GOAL:
Tally every line featuring "JSON", then give that tally alone.

======== SUPPLIED RECORDS

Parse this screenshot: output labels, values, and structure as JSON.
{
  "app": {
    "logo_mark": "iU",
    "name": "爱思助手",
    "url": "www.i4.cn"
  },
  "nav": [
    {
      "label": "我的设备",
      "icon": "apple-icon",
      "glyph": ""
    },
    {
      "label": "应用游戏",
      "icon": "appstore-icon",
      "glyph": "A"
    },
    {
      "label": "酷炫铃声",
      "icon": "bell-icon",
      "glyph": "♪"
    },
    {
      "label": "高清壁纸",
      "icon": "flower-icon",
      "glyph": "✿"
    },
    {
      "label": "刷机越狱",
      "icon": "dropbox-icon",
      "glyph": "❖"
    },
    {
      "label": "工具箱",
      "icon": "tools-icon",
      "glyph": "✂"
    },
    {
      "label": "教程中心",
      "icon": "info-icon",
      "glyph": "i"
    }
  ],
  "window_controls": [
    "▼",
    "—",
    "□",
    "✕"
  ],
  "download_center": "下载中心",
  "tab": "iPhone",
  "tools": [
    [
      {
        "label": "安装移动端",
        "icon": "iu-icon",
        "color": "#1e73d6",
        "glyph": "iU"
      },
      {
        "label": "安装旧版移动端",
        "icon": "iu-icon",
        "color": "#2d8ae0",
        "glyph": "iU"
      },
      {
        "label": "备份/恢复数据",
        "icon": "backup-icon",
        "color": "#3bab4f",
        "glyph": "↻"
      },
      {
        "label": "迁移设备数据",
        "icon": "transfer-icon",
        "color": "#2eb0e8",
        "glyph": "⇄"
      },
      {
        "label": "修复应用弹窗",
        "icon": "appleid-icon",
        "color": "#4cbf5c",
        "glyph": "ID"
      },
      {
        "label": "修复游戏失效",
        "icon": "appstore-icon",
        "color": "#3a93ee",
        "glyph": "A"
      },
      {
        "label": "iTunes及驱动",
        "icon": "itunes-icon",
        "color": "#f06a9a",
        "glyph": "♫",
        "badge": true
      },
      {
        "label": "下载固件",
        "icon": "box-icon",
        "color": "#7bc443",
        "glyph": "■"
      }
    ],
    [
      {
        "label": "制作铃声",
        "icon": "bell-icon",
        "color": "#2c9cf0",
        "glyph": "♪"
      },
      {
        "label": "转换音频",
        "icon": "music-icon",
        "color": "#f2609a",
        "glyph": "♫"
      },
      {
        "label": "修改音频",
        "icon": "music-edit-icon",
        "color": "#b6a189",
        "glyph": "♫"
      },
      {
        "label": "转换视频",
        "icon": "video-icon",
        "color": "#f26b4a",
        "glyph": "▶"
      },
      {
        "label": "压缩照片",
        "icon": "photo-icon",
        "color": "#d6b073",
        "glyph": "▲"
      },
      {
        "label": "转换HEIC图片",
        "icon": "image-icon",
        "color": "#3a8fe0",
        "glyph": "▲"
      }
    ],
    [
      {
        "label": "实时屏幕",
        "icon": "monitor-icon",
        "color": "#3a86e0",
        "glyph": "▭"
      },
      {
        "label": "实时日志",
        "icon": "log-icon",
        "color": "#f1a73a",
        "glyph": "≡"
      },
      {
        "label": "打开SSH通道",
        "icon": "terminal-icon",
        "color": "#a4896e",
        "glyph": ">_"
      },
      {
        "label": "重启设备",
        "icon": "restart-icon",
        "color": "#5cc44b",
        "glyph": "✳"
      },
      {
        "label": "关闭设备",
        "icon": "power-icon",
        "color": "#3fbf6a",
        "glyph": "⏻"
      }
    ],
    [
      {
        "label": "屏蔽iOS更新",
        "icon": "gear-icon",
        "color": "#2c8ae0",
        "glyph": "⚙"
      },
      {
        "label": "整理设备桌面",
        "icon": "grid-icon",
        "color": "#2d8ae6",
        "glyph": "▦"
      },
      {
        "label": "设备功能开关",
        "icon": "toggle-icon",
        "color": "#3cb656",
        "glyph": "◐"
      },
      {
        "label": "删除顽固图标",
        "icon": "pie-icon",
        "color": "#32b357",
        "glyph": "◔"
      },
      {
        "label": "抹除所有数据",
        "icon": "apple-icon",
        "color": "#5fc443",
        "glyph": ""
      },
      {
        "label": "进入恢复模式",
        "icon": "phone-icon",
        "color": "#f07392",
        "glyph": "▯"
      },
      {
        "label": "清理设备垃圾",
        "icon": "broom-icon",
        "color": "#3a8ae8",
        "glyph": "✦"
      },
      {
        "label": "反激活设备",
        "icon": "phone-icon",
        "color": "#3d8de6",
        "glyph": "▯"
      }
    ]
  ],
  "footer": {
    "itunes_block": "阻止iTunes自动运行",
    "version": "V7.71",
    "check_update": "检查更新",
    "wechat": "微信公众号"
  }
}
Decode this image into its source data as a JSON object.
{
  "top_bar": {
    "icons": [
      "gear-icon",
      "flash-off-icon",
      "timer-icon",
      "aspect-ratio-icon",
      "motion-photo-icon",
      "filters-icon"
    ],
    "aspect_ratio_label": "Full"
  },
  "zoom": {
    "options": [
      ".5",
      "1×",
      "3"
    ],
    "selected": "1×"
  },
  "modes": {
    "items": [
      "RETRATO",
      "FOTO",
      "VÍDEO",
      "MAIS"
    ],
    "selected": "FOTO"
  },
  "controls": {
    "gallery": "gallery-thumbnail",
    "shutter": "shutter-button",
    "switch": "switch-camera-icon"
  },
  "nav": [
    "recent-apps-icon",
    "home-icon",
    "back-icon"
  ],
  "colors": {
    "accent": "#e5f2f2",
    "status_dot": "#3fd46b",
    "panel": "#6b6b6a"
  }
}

================

TASK OUTPUT:
2